### Goal
What follows is a listing; give it again exactly, in its entirety.

↓↓↓

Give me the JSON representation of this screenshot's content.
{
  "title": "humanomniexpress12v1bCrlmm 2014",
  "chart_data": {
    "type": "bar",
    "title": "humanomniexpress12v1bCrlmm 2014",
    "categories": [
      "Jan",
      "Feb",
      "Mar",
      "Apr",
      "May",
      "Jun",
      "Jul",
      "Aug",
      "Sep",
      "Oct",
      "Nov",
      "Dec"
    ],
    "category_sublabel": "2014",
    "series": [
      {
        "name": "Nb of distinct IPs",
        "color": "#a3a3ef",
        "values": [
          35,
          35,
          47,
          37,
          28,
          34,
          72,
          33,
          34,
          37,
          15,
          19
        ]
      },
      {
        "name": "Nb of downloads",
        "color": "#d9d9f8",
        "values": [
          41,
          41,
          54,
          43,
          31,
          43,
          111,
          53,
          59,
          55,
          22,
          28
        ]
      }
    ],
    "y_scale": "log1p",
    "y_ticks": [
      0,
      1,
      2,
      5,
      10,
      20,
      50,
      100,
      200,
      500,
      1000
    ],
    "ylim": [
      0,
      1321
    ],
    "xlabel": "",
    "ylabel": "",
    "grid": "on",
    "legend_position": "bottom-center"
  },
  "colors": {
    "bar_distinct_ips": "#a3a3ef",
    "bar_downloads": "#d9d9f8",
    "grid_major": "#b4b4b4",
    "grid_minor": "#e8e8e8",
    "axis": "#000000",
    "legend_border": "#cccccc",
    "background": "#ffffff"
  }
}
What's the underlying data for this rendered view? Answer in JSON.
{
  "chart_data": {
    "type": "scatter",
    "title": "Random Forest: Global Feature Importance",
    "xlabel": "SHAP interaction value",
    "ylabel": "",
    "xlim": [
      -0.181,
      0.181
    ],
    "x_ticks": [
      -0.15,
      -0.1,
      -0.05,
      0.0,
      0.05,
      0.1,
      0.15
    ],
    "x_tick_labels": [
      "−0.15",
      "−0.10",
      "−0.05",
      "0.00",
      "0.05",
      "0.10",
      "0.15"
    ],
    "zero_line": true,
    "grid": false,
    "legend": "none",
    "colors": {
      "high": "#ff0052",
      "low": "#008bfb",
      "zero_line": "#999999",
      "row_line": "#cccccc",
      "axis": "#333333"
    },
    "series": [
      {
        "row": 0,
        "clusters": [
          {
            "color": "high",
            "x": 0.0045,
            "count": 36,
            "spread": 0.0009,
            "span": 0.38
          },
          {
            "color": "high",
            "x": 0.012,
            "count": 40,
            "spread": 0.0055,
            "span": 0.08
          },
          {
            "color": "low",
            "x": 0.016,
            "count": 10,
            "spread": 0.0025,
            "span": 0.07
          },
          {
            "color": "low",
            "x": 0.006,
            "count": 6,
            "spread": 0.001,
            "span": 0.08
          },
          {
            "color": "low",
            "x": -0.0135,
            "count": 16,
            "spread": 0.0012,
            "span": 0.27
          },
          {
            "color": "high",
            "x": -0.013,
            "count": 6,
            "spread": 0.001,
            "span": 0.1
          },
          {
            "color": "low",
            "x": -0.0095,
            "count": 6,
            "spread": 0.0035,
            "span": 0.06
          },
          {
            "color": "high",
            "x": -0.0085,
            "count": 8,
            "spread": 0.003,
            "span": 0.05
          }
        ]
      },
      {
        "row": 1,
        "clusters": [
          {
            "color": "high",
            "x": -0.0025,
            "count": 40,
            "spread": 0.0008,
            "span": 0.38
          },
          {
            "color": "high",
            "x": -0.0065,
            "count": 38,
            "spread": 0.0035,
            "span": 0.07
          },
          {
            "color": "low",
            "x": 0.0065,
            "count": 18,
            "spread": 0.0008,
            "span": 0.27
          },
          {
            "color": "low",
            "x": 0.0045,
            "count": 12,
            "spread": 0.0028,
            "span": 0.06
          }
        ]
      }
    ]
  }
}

↑↑↑

### Complete output
Give me the JSON representation of this screenshot's content.
{
  "title": "humanomniexpress12v1bCrlmm 2014",
  "chart_data": {
    "type": "bar",
    "title": "humanomniexpress12v1bCrlmm 2014",
    "categories": [
      "Jan",
      "Feb",
      "Mar",
      "Apr",
      "May",
      "Jun",
      "Jul",
      "Aug",
      "Sep",
      "Oct",
      "Nov",
      "Dec"
    ],
    "category_sublabel": "2014",
    "series": [
      {
        "name": "Nb of distinct IPs",
        "color": "#a3a3ef",
        "values": [
          35,
          35,
          47,
          37,
          28,
          34,
          72,
          33,
          34,
          37,
          15,
          19
        ]
      },
      {
        "name": "Nb of downloads",
        "color": "#d9d9f8",
        "values": [
          41,
          41,
          54,
          43,
          31,
          43,
          111,
          53,
          59,
          55,
          22,
          28
        ]
      }
    ],
    "y_scale": "log1p",
    "y_ticks": [
      0,
      1,
      2,
      5,
      10,
      20,
      50,
      100,
      200,
      500,
      1000
    ],
    "ylim": [
      0,
      1321
    ],
    "xlabel": "",
    "ylabel": "",
    "grid": "on",
    "legend_position": "bottom-center"
  },
  "colors": {
    "bar_distinct_ips": "#a3a3ef",
    "bar_downloads": "#d9d9f8",
    "grid_major": "#b4b4b4",
    "grid_minor": "#e8e8e8",
    "axis": "#000000",
    "legend_border": "#cccccc",
    "background": "#ffffff"
  }
}
What's the underlying data for this rendered view? Answer in JSON.
{
  "chart_data": {
    "type": "scatter",
    "title": "Random Forest: Global Feature Importance",
    "xlabel": "SHAP interaction value",
    "ylabel": "",
    "xlim": [
      -0.181,
      0.181
    ],
    "x_ticks": [
      -0.15,
      -0.1,
      -0.05,
      0.0,
      0.05,
      0.1,
      0.15
    ],
    "x_tick_labels": [
      "−0.15",
      "−0.10",
      "−0.05",
      "0.00",
      "0.05",
      "0.10",
      "0.15"
    ],
    "zero_line": true,
    "grid": false,
    "legend": "none",
    "colors": {
      "high": "#ff0052",
      "low": "#008bfb",
      "zero_line": "#999999",
      "row_line": "#cccccc",
      "axis": "#333333"
    },
    "series": [
      {
        "row": 0,
        "clusters": [
          {
            "color": "high",
            "x": 0.0045,
            "count": 36,
            "spread": 0.0009,
            "span": 0.38
          },
          {
            "color": "high",
            "x": 0.012,
            "count": 40,
            "spread": 0.0055,
            "span": 0.08
          },
          {
            "color": "low",
            "x": 0.016,
            "count": 10,
            "spread": 0.0025,
            "span": 0.07
          },
          {
            "color": "low",
            "x": 0.006,
            "count": 6,
            "spread": 0.001,
            "span": 0.08
          },
          {
            "color": "low",
            "x": -0.0135,
            "count": 16,
            "spread": 0.0012,
            "span": 0.27
          },
          {
            "color": "high",
            "x": -0.013,
            "count": 6,
            "spread": 0.001,
            "span": 0.1
          },
          {
            "color": "low",
            "x": -0.0095,
            "count": 6,
            "spread": 0.0035,
            "span": 0.06
          },
          {
            "color": "high",
            "x": -0.0085,
            "count": 8,
            "spread": 0.003,
            "span": 0.05
          }
        ]
      },
      {
        "row": 1,
        "clusters": [
          {
            "color": "high",
            "x": -0.0025,
            "count": 40,
            "spread": 0.0008,
            "span": 0.38
          },
          {
            "color": "high",
            "x": -0.0065,
            "count": 38,
            "spread": 0.0035,
            "span": 0.07
          },
          {
            "color": "low",
            "x": 0.0065,
            "count": 18,
            "spread": 0.0008,
            "span": 0.27
          },
          {
            "color": "low",
            "x": 0.0045,
            "count": 12,
            "spread": 0.0028,
            "span": 0.06
          }
        ]
      }
    ]
  }
}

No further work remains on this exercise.